Exercise directions:
Write out every entry, unchanged. Skip any picture.

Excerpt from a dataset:
————
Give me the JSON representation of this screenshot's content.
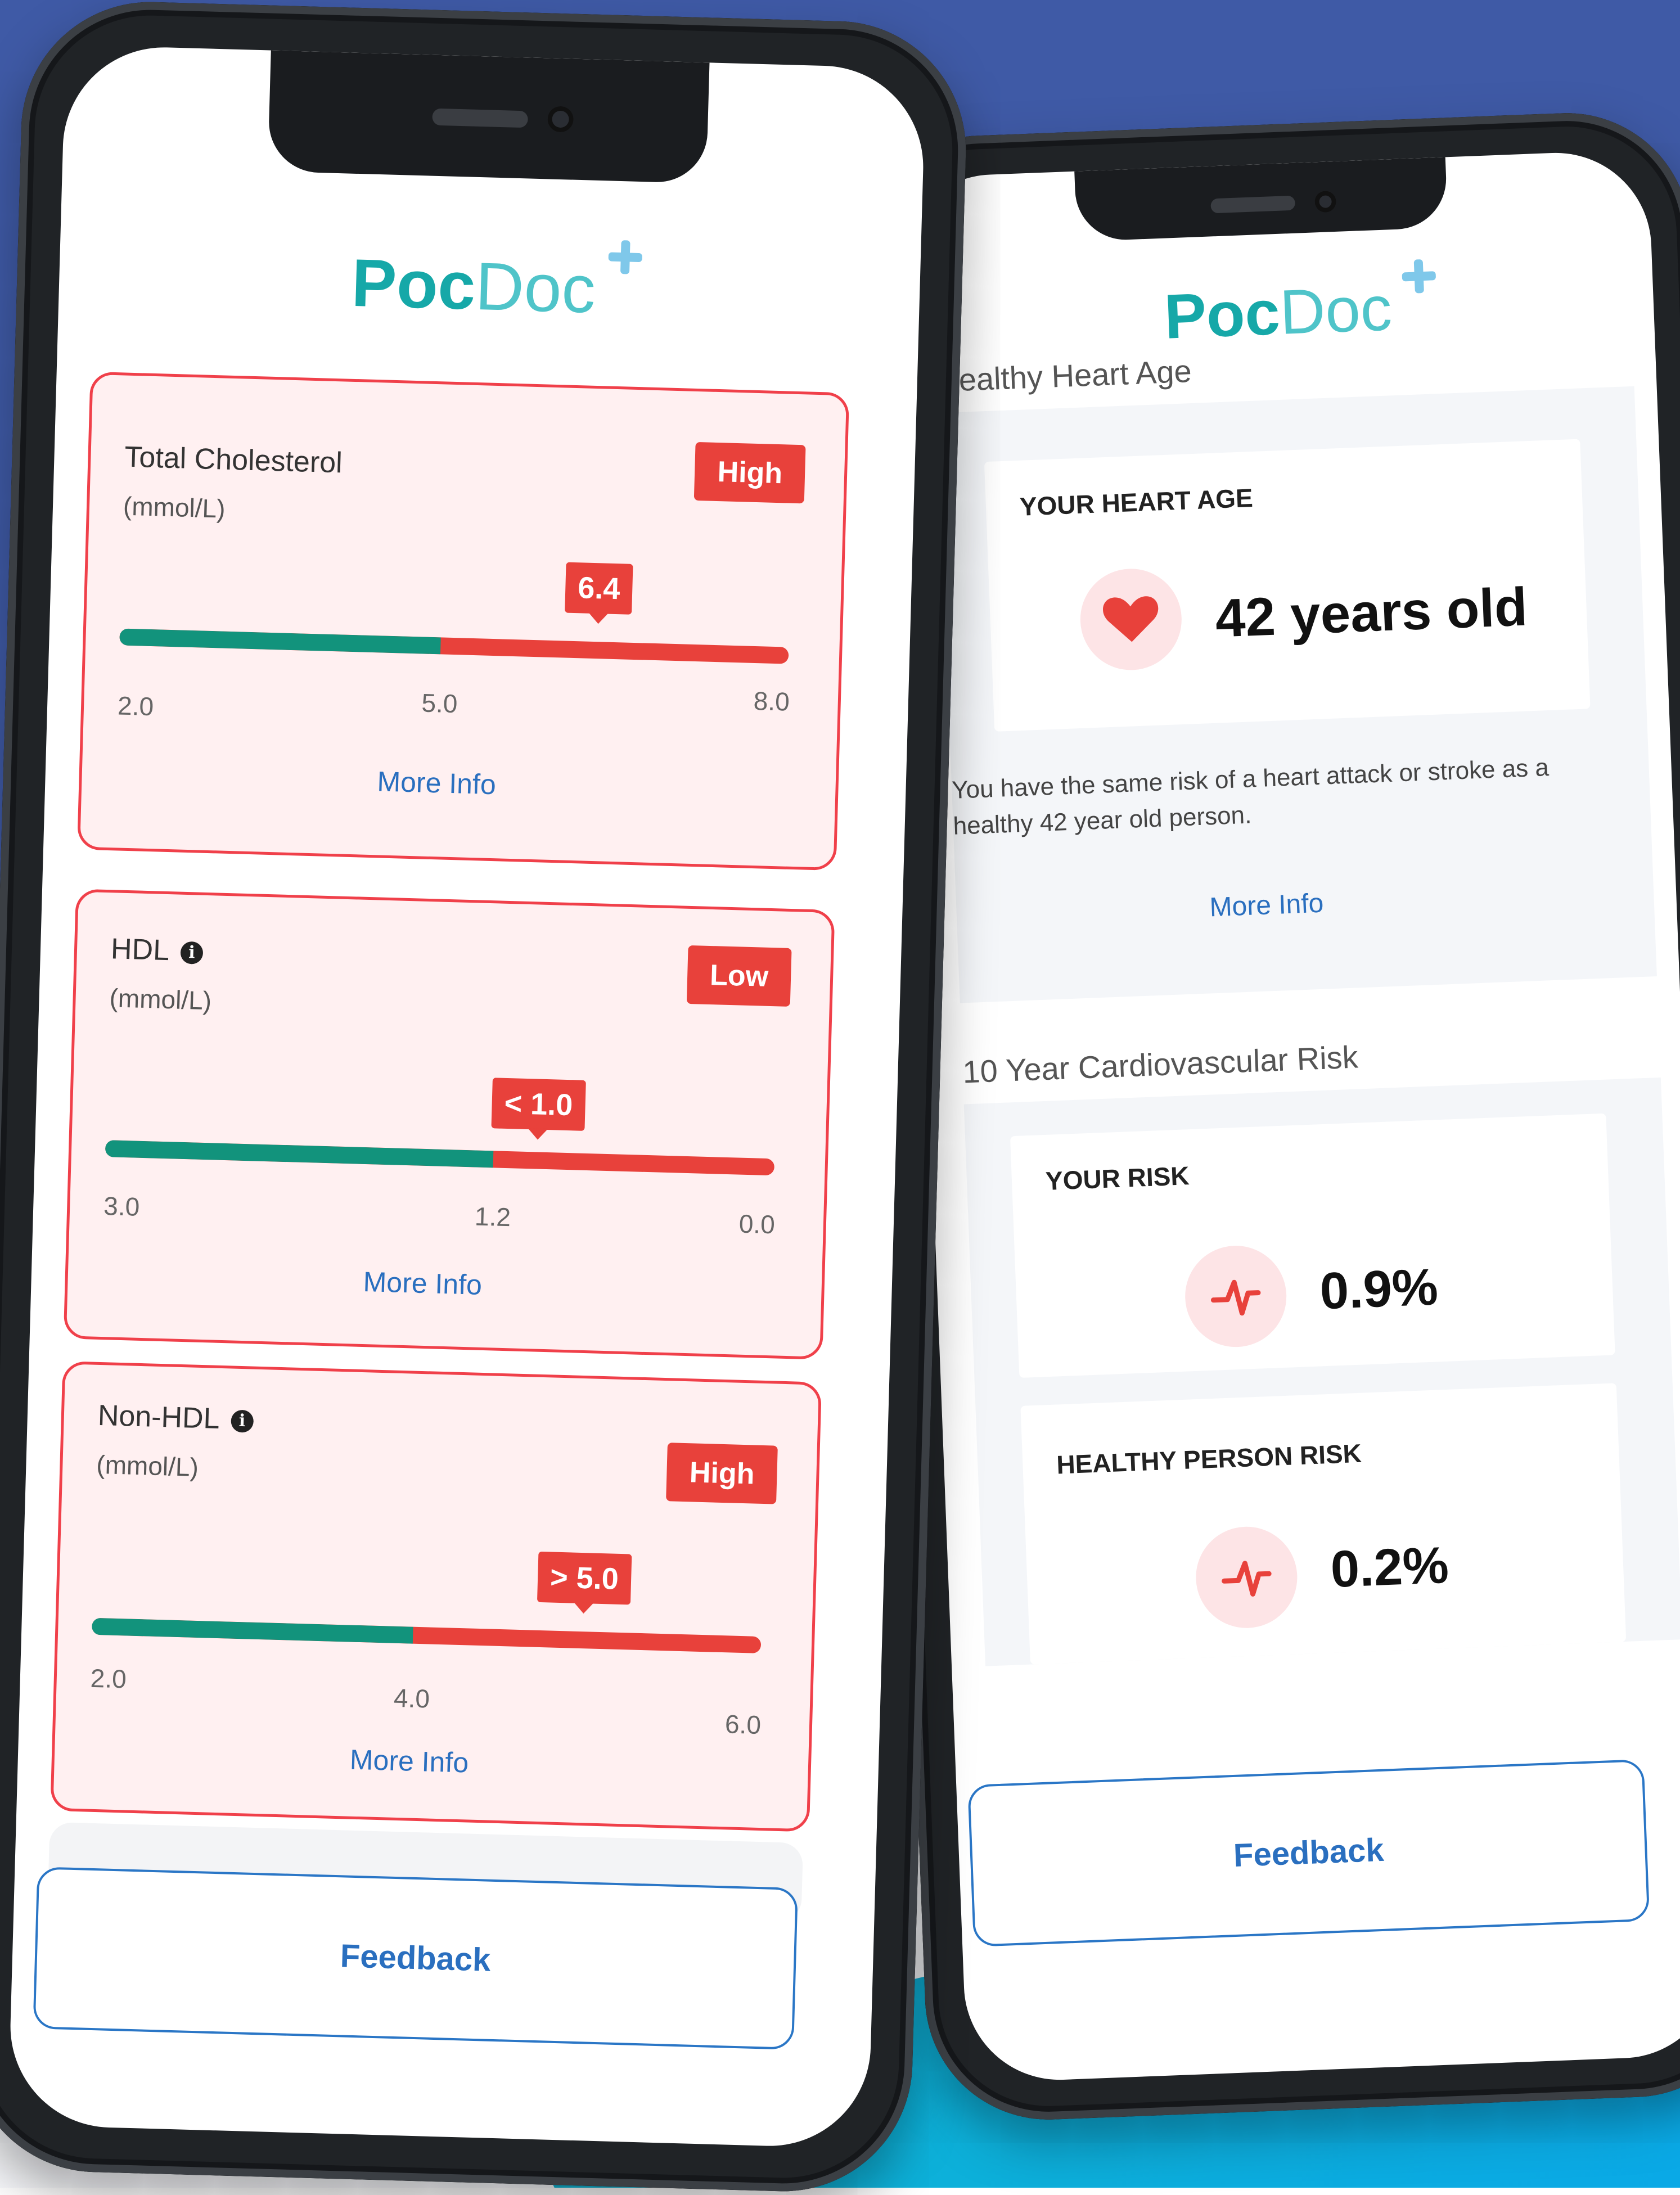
{
  "brand": {
    "bold": "Poc",
    "light": "Doc"
  },
  "left_screen": {
    "cards": [
      {
        "title": "Total Cholesterol",
        "unit": "(mmol/L)",
        "status": "High",
        "value": "6.4",
        "ticks": [
          "2.0",
          "5.0",
          "8.0"
        ],
        "more": "More Info",
        "green_fraction": 0.48,
        "marker_fraction": 0.72
      },
      {
        "title": "HDL",
        "unit": "(mmol/L)",
        "status": "Low",
        "value": "< 1.0",
        "ticks": [
          "3.0",
          "1.2",
          "0.0"
        ],
        "more": "More Info",
        "green_fraction": 0.58,
        "marker_fraction": 0.65
      },
      {
        "title": "Non-HDL",
        "unit": "(mmol/L)",
        "status": "High",
        "value": "> 5.0",
        "ticks": [
          "2.0",
          "4.0",
          "6.0"
        ],
        "more": "More Info",
        "green_fraction": 0.48,
        "marker_fraction": 0.73
      }
    ],
    "feedback": "Feedback"
  },
  "right_screen": {
    "heart_section_title": "Healthy Heart Age",
    "heart_label": "YOUR HEART AGE",
    "heart_value": "42 years old",
    "heart_desc": "You have the same risk of a heart attack or stroke as a healthy 42 year old person.",
    "heart_more": "More Info",
    "risk_section_title": "10 Year Cardiovascular Risk",
    "your_risk_label": "YOUR RISK",
    "your_risk_value": "0.9%",
    "healthy_risk_label": "HEALTHY PERSON RISK",
    "healthy_risk_value": "0.2%",
    "feedback": "Feedback"
  },
  "colors": {
    "accent_red": "#e8413b",
    "green": "#12937c",
    "link_blue": "#2a6fbf",
    "brand_teal": "#16a8a8"
  }
}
————
Worked solution:
Give me the JSON representation of this screenshot's content.
{
  "brand": {
    "bold": "Poc",
    "light": "Doc"
  },
  "left_screen": {
    "cards": [
      {
        "title": "Total Cholesterol",
        "unit": "(mmol/L)",
        "status": "High",
        "value": "6.4",
        "ticks": [
          "2.0",
          "5.0",
          "8.0"
        ],
        "more": "More Info",
        "green_fraction": 0.48,
        "marker_fraction": 0.72
      },
      {
        "title": "HDL",
        "unit": "(mmol/L)",
        "status": "Low",
        "value": "< 1.0",
        "ticks": [
          "3.0",
          "1.2",
          "0.0"
        ],
        "more": "More Info",
        "green_fraction": 0.58,
        "marker_fraction": 0.65
      },
      {
        "title": "Non-HDL",
        "unit": "(mmol/L)",
        "status": "High",
        "value": "> 5.0",
        "ticks": [
          "2.0",
          "4.0",
          "6.0"
        ],
        "more": "More Info",
        "green_fraction": 0.48,
        "marker_fraction": 0.73
      }
    ],
    "feedback": "Feedback"
  },
  "right_screen": {
    "heart_section_title": "Healthy Heart Age",
    "heart_label": "YOUR HEART AGE",
    "heart_value": "42 years old",
    "heart_desc": "You have the same risk of a heart attack or stroke as a healthy 42 year old person.",
    "heart_more": "More Info",
    "risk_section_title": "10 Year Cardiovascular Risk",
    "your_risk_label": "YOUR RISK",
    "your_risk_value": "0.9%",
    "healthy_risk_label": "HEALTHY PERSON RISK",
    "healthy_risk_value": "0.2%",
    "feedback": "Feedback"
  },
  "colors": {
    "accent_red": "#e8413b",
    "green": "#12937c",
    "link_blue": "#2a6fbf",
    "brand_teal": "#16a8a8"
  }
}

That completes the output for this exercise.